(Extracts from a graphics dataset)
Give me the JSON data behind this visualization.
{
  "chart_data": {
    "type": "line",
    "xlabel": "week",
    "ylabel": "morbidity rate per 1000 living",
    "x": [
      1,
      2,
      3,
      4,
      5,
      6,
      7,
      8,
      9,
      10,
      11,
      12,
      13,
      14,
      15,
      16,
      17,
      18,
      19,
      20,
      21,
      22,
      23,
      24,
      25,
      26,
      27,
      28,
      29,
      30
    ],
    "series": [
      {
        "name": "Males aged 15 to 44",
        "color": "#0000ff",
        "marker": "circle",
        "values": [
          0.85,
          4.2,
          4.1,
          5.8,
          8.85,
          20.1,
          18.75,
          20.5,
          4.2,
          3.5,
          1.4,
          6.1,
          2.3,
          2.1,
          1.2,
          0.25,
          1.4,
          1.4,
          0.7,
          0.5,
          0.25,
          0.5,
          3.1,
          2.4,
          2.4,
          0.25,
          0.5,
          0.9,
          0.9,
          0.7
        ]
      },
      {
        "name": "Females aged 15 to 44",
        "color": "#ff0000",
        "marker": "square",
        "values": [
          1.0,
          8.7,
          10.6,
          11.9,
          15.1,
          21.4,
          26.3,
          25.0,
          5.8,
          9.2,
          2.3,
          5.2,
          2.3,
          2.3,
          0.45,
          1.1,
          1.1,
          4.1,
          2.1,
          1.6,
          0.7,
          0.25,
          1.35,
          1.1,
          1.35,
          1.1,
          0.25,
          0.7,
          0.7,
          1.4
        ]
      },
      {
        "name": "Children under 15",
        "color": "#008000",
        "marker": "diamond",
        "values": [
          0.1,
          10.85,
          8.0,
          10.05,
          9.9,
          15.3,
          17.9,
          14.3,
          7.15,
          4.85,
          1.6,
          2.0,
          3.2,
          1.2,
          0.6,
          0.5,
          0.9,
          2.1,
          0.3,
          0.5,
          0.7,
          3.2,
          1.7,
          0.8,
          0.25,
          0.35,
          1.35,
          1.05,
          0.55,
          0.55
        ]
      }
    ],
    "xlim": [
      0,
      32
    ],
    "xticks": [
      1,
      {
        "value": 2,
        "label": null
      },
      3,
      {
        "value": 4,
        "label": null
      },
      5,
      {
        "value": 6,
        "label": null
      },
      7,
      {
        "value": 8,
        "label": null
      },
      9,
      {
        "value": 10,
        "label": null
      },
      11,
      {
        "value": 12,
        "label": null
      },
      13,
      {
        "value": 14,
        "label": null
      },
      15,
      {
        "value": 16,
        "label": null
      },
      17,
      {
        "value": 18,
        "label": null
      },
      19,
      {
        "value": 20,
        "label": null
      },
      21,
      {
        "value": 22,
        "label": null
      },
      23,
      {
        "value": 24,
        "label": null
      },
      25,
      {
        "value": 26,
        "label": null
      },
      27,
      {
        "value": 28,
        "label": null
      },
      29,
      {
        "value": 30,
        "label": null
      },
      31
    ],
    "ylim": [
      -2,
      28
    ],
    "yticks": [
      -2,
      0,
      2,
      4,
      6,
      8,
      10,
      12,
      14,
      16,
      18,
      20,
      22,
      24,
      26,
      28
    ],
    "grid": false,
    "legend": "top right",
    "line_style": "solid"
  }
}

- THE EXERCISE: Among the entries above, identify all lines with "marker" and copy them.

- TASK ANSWER:
        "marker": "circle",
        "marker": "square",
        "marker": "diamond",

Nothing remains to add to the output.